What to produce
Check every line below for the word "JSON" and copy each one that has it.

Data for this exercise
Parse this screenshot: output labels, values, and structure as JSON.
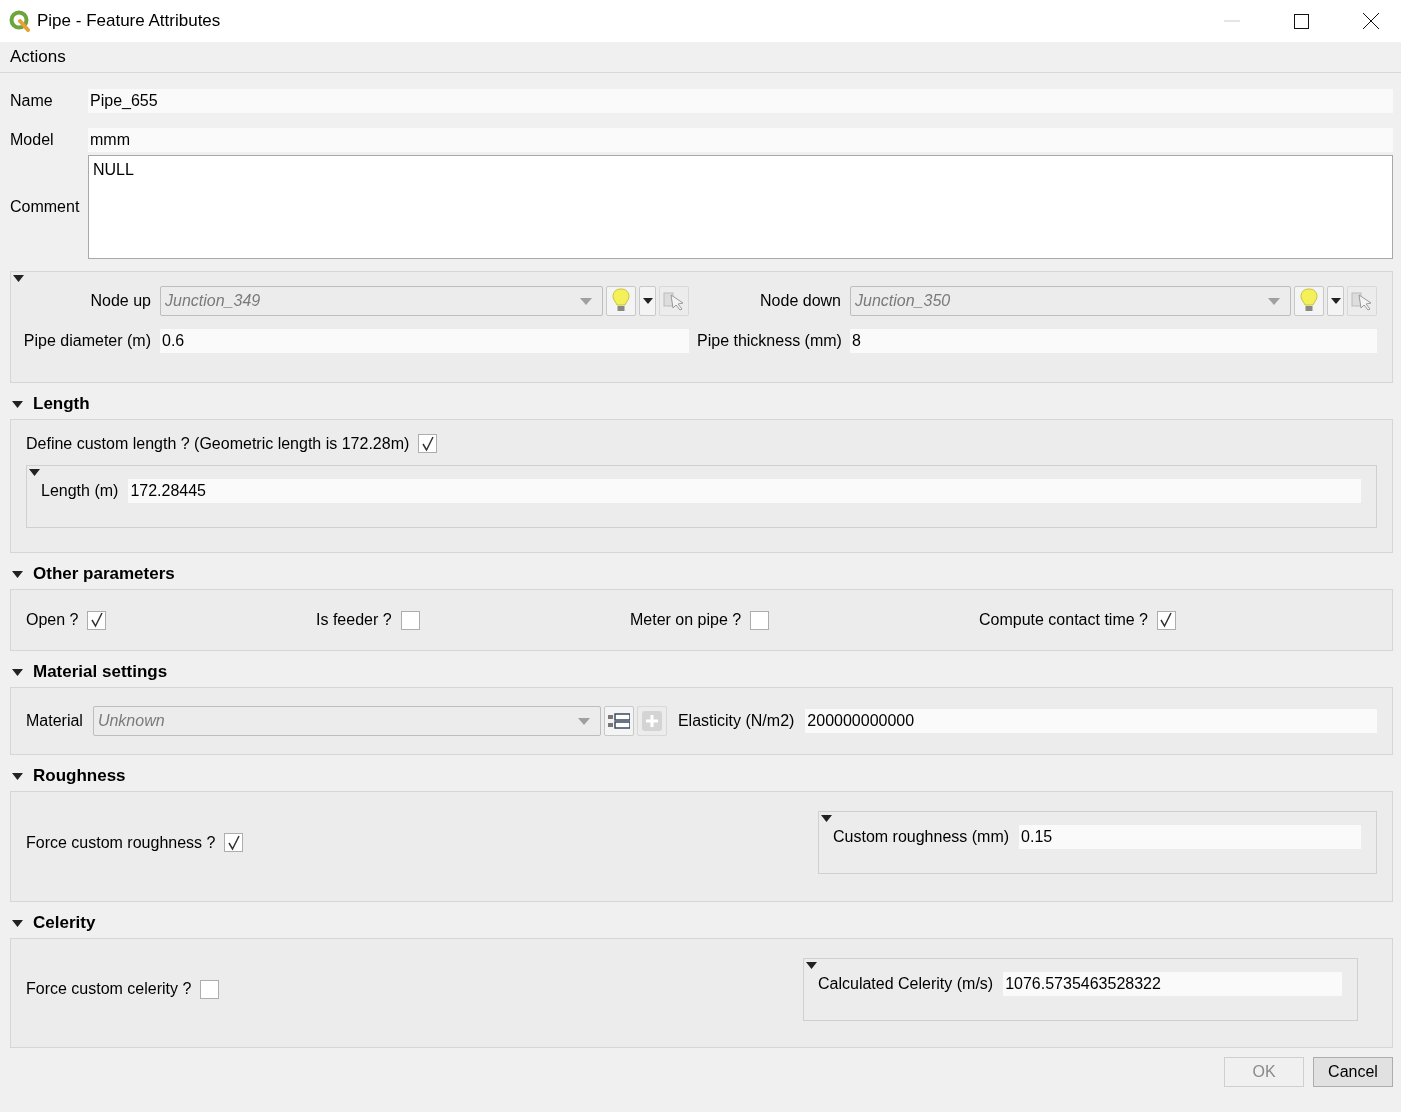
{
  "window": {
    "title": "Pipe - Feature Attributes"
  },
  "menu": [
    {
      "label": "Actions"
    }
  ],
  "fields": [
    {
      "label": "Name",
      "value": "Pipe_655",
      "kind": "line"
    },
    {
      "label": "Model",
      "value": "mmm",
      "kind": "line"
    },
    {
      "label": "Comment",
      "value": "NULL",
      "kind": "multiline"
    }
  ],
  "nodes": {
    "expanded": true,
    "relations": [
      {
        "label": "Node up",
        "value": "Junction_349"
      },
      {
        "label": "Node down",
        "value": "Junction_350"
      }
    ],
    "fields": [
      {
        "label": "Pipe diameter (m)",
        "value": "0.6"
      },
      {
        "label": "Pipe thickness (mm)",
        "value": "8"
      }
    ]
  },
  "length": {
    "title": "Length",
    "expanded": true,
    "checkbox": {
      "label": "Define custom length ? (Geometric length is 172.28m)",
      "checked": true
    },
    "sub": {
      "expanded": true,
      "label": "Length (m)",
      "value": "172.28445"
    }
  },
  "other": {
    "title": "Other parameters",
    "expanded": true,
    "checkboxes": [
      {
        "label": "Open ?",
        "checked": true
      },
      {
        "label": "Is feeder ?",
        "checked": false
      },
      {
        "label": "Meter on pipe ?",
        "checked": false
      },
      {
        "label": "Compute contact time ?",
        "checked": true
      }
    ]
  },
  "material": {
    "title": "Material settings",
    "expanded": true,
    "combo": {
      "label": "Material",
      "value": "Unknown"
    },
    "elasticity": {
      "label": "Elasticity (N/m2)",
      "value": "200000000000"
    }
  },
  "roughness": {
    "title": "Roughness",
    "expanded": true,
    "checkbox": {
      "label": "Force custom roughness ?",
      "checked": true
    },
    "sub": {
      "expanded": true,
      "label": "Custom roughness (mm)",
      "value": "0.15"
    }
  },
  "celerity": {
    "title": "Celerity",
    "expanded": true,
    "checkbox": {
      "label": "Force custom celerity ?",
      "checked": false
    },
    "sub": {
      "expanded": true,
      "label": "Calculated Celerity (m/s)",
      "value": "1076.5735463528322"
    }
  },
  "buttons": [
    {
      "label": "OK",
      "disabled": true
    },
    {
      "label": "Cancel",
      "disabled": false
    }
  ]
}
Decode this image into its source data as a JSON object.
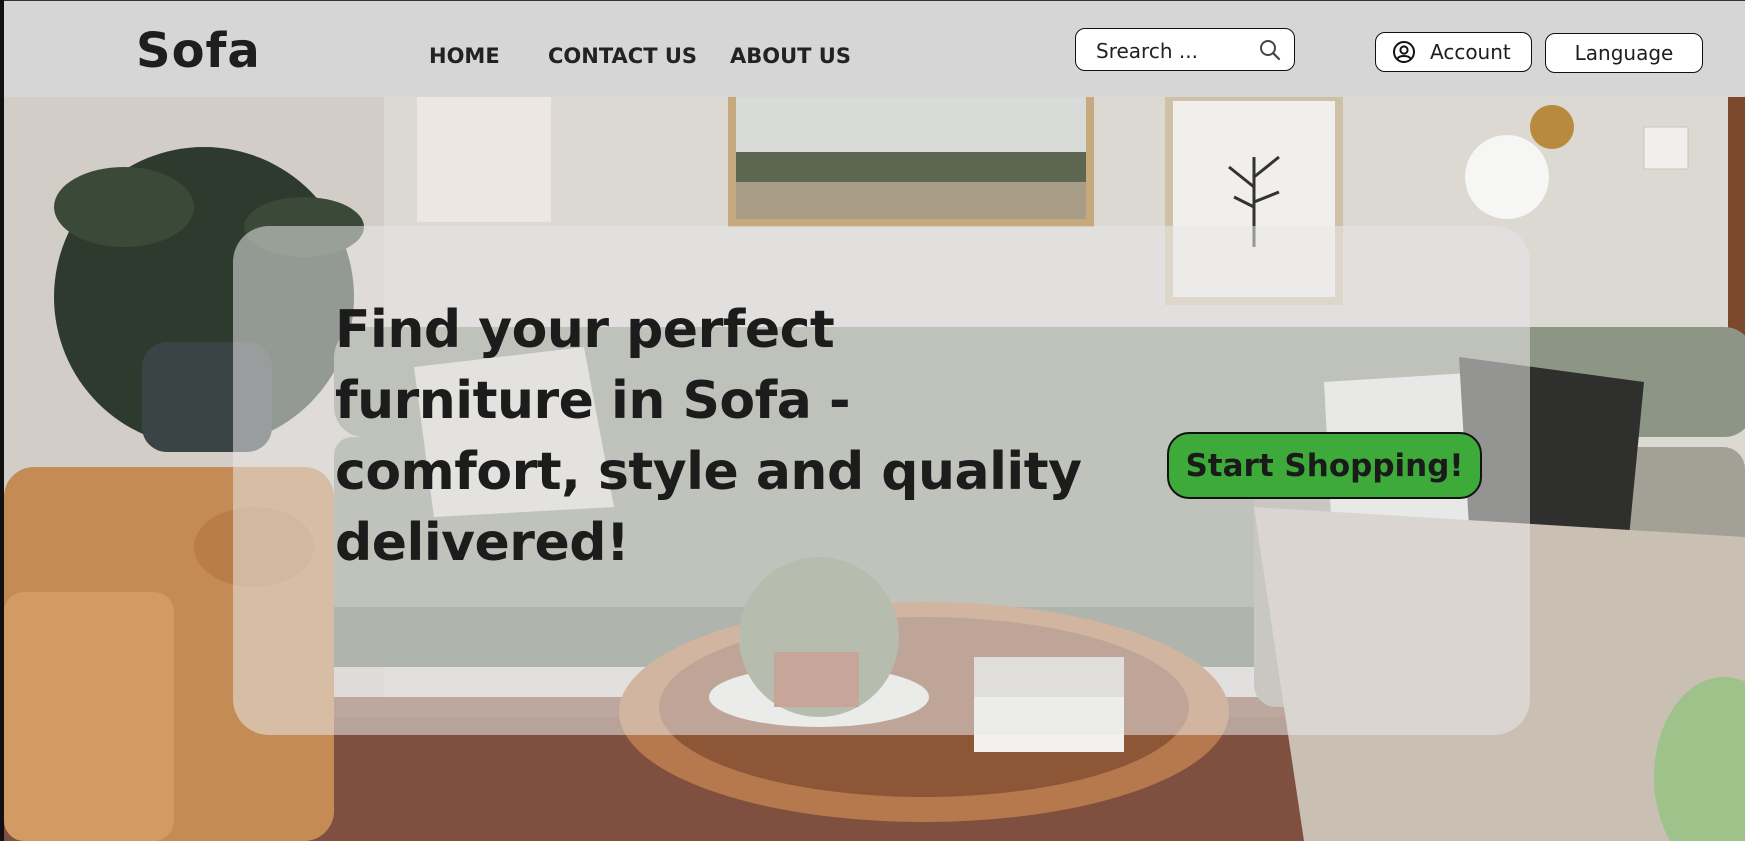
{
  "brand": {
    "logo_text": "Sofa"
  },
  "nav": {
    "home": "HOME",
    "contact": "CONTACT US",
    "about": "ABOUT US"
  },
  "search": {
    "placeholder": "Srearch ..."
  },
  "account": {
    "label": "Account",
    "icon": "user-circle-icon"
  },
  "language": {
    "label": "Language"
  },
  "hero": {
    "headline": "Find your perfect furniture in Sofa - comfort, style and quality delivered!",
    "cta_label": "Start Shopping!"
  },
  "colors": {
    "header_bg": "#d6d6d6",
    "cta_green": "#3daa3a",
    "text_dark": "#1c1c1c"
  }
}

Task answer
Parse this screenshot: output labels, values, and structure as JSON.
Decode this image into its source data as a JSON object.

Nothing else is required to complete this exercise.